◆ REQUEST
Pull out every line in the data that has the string "true" in it.

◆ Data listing
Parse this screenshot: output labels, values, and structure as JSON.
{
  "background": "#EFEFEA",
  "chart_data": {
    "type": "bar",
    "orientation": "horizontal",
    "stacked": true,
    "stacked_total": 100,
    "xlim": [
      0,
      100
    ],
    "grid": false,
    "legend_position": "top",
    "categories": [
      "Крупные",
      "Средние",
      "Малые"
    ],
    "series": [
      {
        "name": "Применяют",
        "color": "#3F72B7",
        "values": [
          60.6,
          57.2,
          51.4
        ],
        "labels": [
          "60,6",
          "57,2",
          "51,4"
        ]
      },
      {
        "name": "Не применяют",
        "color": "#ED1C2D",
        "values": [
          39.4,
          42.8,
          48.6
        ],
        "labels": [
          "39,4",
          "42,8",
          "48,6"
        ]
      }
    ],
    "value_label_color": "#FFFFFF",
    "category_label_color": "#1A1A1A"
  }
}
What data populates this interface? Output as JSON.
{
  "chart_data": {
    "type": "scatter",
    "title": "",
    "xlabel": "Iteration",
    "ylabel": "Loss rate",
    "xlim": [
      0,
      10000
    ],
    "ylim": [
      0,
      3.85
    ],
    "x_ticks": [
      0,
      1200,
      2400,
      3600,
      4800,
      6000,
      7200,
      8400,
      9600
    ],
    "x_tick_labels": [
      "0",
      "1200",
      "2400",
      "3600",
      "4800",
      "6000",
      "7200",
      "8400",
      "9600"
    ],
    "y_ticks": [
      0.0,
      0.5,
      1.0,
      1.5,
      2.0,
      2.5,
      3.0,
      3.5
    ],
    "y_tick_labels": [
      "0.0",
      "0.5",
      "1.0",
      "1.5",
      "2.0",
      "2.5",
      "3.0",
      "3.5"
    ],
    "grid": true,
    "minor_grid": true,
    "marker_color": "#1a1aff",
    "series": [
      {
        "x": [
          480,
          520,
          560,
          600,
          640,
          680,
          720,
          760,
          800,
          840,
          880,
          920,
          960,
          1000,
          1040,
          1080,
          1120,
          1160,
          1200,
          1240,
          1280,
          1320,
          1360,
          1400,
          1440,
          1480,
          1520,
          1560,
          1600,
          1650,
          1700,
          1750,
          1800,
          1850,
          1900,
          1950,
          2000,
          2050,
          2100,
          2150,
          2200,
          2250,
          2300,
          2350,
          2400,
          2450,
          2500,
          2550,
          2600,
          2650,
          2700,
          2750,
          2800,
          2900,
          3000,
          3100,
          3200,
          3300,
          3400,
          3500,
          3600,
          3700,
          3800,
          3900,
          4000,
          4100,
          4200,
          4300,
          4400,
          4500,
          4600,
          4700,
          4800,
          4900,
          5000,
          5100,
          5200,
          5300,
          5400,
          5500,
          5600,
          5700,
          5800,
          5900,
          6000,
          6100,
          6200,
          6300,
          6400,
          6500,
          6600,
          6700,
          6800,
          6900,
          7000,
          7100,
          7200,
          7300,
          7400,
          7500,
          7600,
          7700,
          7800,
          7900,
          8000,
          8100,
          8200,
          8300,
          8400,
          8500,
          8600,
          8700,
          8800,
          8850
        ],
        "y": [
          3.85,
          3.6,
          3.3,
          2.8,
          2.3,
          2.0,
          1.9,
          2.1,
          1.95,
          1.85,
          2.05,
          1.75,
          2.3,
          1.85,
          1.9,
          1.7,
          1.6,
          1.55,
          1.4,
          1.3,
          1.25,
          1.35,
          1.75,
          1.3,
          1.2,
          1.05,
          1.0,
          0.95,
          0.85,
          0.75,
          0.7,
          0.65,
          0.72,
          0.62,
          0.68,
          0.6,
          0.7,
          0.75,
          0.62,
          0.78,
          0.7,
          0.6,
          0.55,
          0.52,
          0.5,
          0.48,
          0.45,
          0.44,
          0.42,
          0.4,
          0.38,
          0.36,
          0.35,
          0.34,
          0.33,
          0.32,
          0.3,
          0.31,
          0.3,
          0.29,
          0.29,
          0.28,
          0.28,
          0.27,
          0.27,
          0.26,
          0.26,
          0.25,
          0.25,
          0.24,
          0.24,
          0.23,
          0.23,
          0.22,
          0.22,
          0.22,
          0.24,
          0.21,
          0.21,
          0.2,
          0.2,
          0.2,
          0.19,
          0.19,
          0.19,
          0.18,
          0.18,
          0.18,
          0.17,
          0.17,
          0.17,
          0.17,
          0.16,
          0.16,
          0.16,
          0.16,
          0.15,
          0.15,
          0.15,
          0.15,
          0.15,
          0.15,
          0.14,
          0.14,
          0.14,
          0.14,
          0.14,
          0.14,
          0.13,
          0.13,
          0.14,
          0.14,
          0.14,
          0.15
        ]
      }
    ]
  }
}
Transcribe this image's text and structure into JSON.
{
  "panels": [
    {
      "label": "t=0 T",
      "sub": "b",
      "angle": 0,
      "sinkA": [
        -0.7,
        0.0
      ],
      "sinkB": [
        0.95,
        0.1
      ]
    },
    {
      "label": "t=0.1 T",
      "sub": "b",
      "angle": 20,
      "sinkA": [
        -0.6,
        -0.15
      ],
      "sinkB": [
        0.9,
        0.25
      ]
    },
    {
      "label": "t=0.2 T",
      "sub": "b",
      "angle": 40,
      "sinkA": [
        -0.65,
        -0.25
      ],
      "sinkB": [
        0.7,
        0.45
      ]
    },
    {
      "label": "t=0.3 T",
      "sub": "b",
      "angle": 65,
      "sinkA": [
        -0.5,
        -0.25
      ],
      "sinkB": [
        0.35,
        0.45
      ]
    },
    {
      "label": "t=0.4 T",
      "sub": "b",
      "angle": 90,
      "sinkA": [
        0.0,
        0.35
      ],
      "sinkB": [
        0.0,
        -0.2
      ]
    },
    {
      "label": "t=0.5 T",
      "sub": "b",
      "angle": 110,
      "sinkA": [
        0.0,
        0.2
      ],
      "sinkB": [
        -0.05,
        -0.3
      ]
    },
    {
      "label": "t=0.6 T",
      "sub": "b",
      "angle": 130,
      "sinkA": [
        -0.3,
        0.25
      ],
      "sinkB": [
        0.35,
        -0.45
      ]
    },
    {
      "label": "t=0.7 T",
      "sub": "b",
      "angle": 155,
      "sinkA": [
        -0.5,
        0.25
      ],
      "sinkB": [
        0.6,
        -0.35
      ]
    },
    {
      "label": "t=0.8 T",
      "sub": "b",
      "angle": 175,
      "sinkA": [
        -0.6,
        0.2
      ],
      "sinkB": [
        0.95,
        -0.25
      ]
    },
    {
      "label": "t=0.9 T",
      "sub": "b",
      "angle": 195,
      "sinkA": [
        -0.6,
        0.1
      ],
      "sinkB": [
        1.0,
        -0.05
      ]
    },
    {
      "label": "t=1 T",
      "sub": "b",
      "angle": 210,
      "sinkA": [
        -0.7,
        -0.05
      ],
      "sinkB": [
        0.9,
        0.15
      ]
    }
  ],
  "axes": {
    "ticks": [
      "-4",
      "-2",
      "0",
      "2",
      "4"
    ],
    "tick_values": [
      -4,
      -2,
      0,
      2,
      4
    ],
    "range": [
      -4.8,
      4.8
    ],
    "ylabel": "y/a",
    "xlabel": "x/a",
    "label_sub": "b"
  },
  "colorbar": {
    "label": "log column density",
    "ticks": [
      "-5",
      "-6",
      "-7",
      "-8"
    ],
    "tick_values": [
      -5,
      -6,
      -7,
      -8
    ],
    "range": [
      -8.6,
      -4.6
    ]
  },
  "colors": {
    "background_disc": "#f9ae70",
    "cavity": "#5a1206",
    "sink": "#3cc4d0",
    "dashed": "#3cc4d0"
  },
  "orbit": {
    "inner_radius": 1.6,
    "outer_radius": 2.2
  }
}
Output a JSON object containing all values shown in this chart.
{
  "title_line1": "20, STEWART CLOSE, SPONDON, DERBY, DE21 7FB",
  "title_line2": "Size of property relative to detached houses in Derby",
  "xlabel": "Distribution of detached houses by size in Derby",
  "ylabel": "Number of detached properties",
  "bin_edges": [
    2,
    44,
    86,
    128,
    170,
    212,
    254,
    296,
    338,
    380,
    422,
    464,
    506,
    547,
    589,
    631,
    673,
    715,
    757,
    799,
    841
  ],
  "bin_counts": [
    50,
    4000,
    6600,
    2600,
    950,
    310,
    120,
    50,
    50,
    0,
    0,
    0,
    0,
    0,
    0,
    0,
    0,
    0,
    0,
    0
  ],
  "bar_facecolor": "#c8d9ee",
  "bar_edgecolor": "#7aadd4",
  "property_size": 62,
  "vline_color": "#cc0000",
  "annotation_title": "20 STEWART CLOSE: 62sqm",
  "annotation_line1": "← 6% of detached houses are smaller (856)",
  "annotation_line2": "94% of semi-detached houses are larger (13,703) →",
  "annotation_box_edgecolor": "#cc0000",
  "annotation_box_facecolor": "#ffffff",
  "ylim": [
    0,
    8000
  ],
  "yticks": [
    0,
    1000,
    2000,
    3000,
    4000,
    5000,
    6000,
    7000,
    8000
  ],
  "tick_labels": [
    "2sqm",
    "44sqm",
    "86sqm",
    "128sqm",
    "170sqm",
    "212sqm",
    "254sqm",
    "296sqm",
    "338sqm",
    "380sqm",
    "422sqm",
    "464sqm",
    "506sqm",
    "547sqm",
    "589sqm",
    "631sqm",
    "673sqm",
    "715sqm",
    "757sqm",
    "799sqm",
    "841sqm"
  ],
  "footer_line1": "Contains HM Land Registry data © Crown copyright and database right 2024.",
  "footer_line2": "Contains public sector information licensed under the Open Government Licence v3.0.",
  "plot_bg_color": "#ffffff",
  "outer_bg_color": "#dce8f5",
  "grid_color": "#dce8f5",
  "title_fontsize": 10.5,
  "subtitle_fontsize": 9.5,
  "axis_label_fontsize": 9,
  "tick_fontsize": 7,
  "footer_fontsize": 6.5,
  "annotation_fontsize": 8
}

◆ REPLY TO THE EXERCISE
    "stacked": true,
    "grid": true,
    "minor_grid": true,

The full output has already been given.